** begin **
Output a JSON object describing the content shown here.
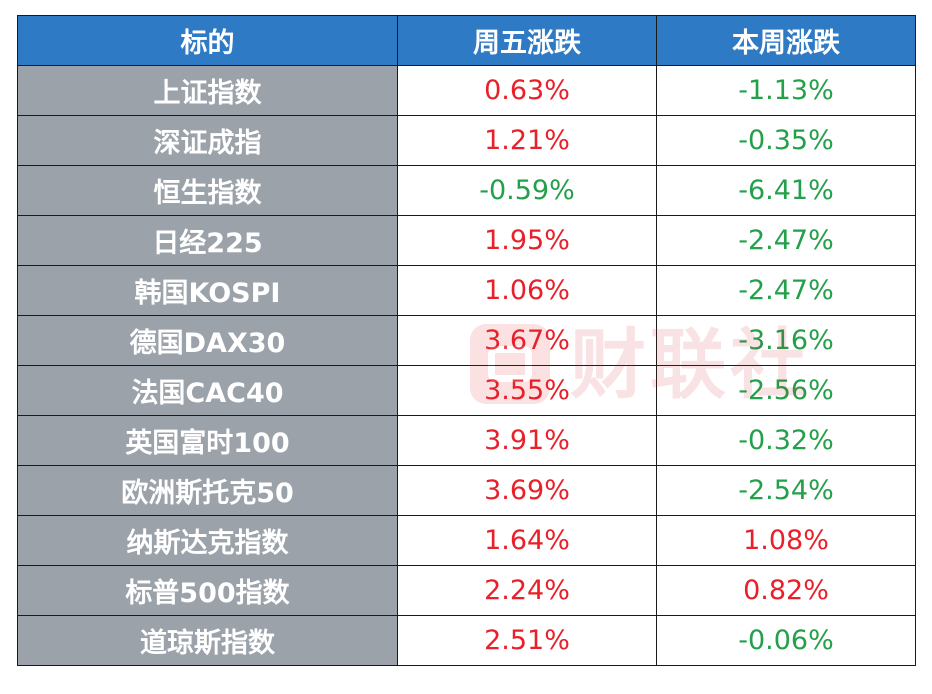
{
  "table": {
    "headers": [
      "标的",
      "周五涨跌",
      "本周涨跌"
    ],
    "rows": [
      {
        "name": "上证指数",
        "fri": "0.63%",
        "fri_dir": "up",
        "week": "-1.13%",
        "week_dir": "down"
      },
      {
        "name": "深证成指",
        "fri": "1.21%",
        "fri_dir": "up",
        "week": "-0.35%",
        "week_dir": "down"
      },
      {
        "name": "恒生指数",
        "fri": "-0.59%",
        "fri_dir": "down",
        "week": "-6.41%",
        "week_dir": "down"
      },
      {
        "name": "日经225",
        "fri": "1.95%",
        "fri_dir": "up",
        "week": "-2.47%",
        "week_dir": "down"
      },
      {
        "name": "韩国KOSPI",
        "fri": "1.06%",
        "fri_dir": "up",
        "week": "-2.47%",
        "week_dir": "down"
      },
      {
        "name": "德国DAX30",
        "fri": "3.67%",
        "fri_dir": "up",
        "week": "-3.16%",
        "week_dir": "down"
      },
      {
        "name": "法国CAC40",
        "fri": "3.55%",
        "fri_dir": "up",
        "week": "-2.56%",
        "week_dir": "down"
      },
      {
        "name": "英国富时100",
        "fri": "3.91%",
        "fri_dir": "up",
        "week": "-0.32%",
        "week_dir": "down"
      },
      {
        "name": "欧洲斯托克50",
        "fri": "3.69%",
        "fri_dir": "up",
        "week": "-2.54%",
        "week_dir": "down"
      },
      {
        "name": "纳斯达克指数",
        "fri": "1.64%",
        "fri_dir": "up",
        "week": "1.08%",
        "week_dir": "up"
      },
      {
        "name": "标普500指数",
        "fri": "2.24%",
        "fri_dir": "up",
        "week": "0.82%",
        "week_dir": "up"
      },
      {
        "name": "道琼斯指数",
        "fri": "2.51%",
        "fri_dir": "up",
        "week": "-0.06%",
        "week_dir": "down"
      }
    ]
  },
  "colors": {
    "header_bg": "#2f7ac4",
    "name_bg": "#9ca2aa",
    "up": "#e8202a",
    "down": "#23a04a"
  },
  "watermark": {
    "text": "财联社",
    "icon": "cls-logo-icon"
  }
}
** end **
Make an exact copy of all entries above, dropping the images.

WRITTEN SOLUTION:
Output a JSON object describing the content shown here.
{
  "table": {
    "headers": [
      "标的",
      "周五涨跌",
      "本周涨跌"
    ],
    "rows": [
      {
        "name": "上证指数",
        "fri": "0.63%",
        "fri_dir": "up",
        "week": "-1.13%",
        "week_dir": "down"
      },
      {
        "name": "深证成指",
        "fri": "1.21%",
        "fri_dir": "up",
        "week": "-0.35%",
        "week_dir": "down"
      },
      {
        "name": "恒生指数",
        "fri": "-0.59%",
        "fri_dir": "down",
        "week": "-6.41%",
        "week_dir": "down"
      },
      {
        "name": "日经225",
        "fri": "1.95%",
        "fri_dir": "up",
        "week": "-2.47%",
        "week_dir": "down"
      },
      {
        "name": "韩国KOSPI",
        "fri": "1.06%",
        "fri_dir": "up",
        "week": "-2.47%",
        "week_dir": "down"
      },
      {
        "name": "德国DAX30",
        "fri": "3.67%",
        "fri_dir": "up",
        "week": "-3.16%",
        "week_dir": "down"
      },
      {
        "name": "法国CAC40",
        "fri": "3.55%",
        "fri_dir": "up",
        "week": "-2.56%",
        "week_dir": "down"
      },
      {
        "name": "英国富时100",
        "fri": "3.91%",
        "fri_dir": "up",
        "week": "-0.32%",
        "week_dir": "down"
      },
      {
        "name": "欧洲斯托克50",
        "fri": "3.69%",
        "fri_dir": "up",
        "week": "-2.54%",
        "week_dir": "down"
      },
      {
        "name": "纳斯达克指数",
        "fri": "1.64%",
        "fri_dir": "up",
        "week": "1.08%",
        "week_dir": "up"
      },
      {
        "name": "标普500指数",
        "fri": "2.24%",
        "fri_dir": "up",
        "week": "0.82%",
        "week_dir": "up"
      },
      {
        "name": "道琼斯指数",
        "fri": "2.51%",
        "fri_dir": "up",
        "week": "-0.06%",
        "week_dir": "down"
      }
    ]
  },
  "colors": {
    "header_bg": "#2f7ac4",
    "name_bg": "#9ca2aa",
    "up": "#e8202a",
    "down": "#23a04a"
  },
  "watermark": {
    "text": "财联社",
    "icon": "cls-logo-icon"
  }
}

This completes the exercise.